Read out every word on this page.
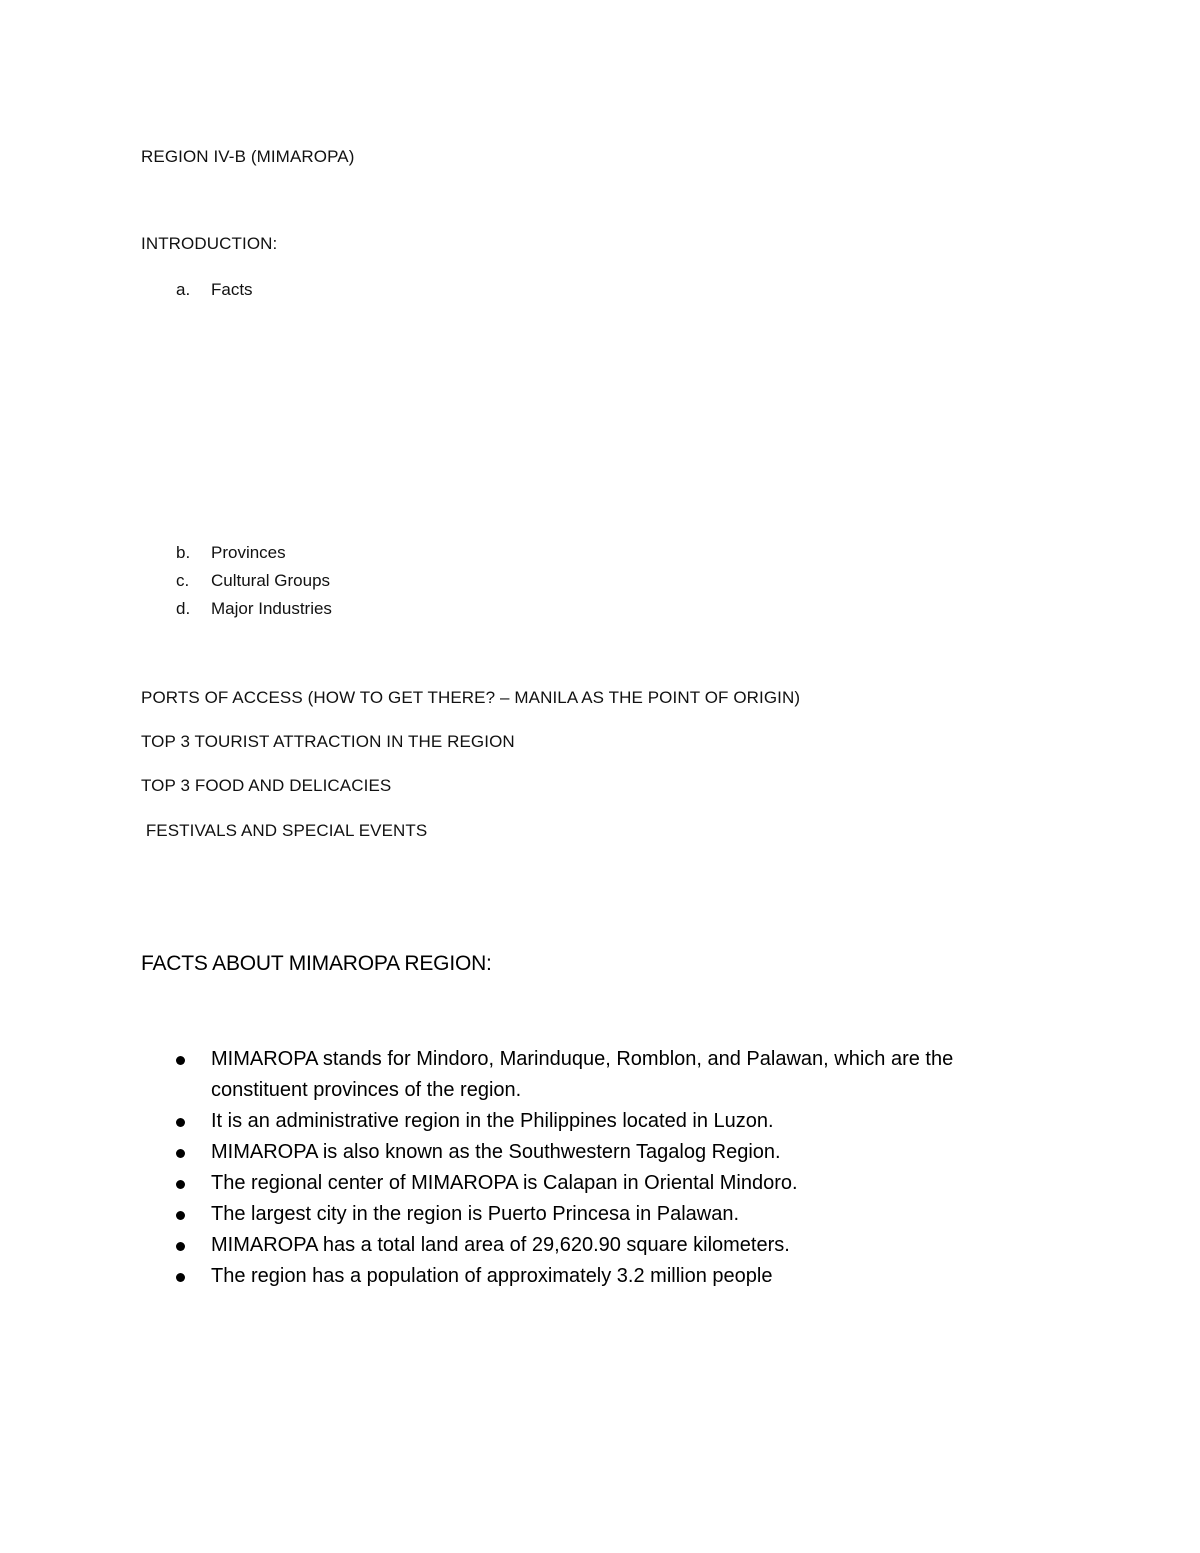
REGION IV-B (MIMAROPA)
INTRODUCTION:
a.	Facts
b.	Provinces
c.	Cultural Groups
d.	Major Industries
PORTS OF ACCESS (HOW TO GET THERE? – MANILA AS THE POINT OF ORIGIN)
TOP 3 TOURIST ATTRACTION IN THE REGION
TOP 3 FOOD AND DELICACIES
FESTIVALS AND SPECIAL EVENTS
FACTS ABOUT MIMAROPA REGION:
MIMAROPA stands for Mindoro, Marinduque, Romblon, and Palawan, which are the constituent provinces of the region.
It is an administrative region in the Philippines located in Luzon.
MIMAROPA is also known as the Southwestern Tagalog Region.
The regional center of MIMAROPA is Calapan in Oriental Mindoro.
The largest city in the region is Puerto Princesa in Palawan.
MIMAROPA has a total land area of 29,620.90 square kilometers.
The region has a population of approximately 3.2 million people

----

→ Your task: Without the pictures, write out all of the material exactly.

→ Result of this exercise:
Read out every word on this page.
REGION IV-B (MIMAROPA)
INTRODUCTION:
a.	Facts
b.	Provinces
c.	Cultural Groups
d.	Major Industries
PORTS OF ACCESS (HOW TO GET THERE? – MANILA AS THE POINT OF ORIGIN)
TOP 3 TOURIST ATTRACTION IN THE REGION
TOP 3 FOOD AND DELICACIES
FESTIVALS AND SPECIAL EVENTS
FACTS ABOUT MIMAROPA REGION:
MIMAROPA stands for Mindoro, Marinduque, Romblon, and Palawan, which are the constituent provinces of the region.
It is an administrative region in the Philippines located in Luzon.
MIMAROPA is also known as the Southwestern Tagalog Region.
The regional center of MIMAROPA is Calapan in Oriental Mindoro.
The largest city in the region is Puerto Princesa in Palawan.
MIMAROPA has a total land area of 29,620.90 square kilometers.
The region has a population of approximately 3.2 million people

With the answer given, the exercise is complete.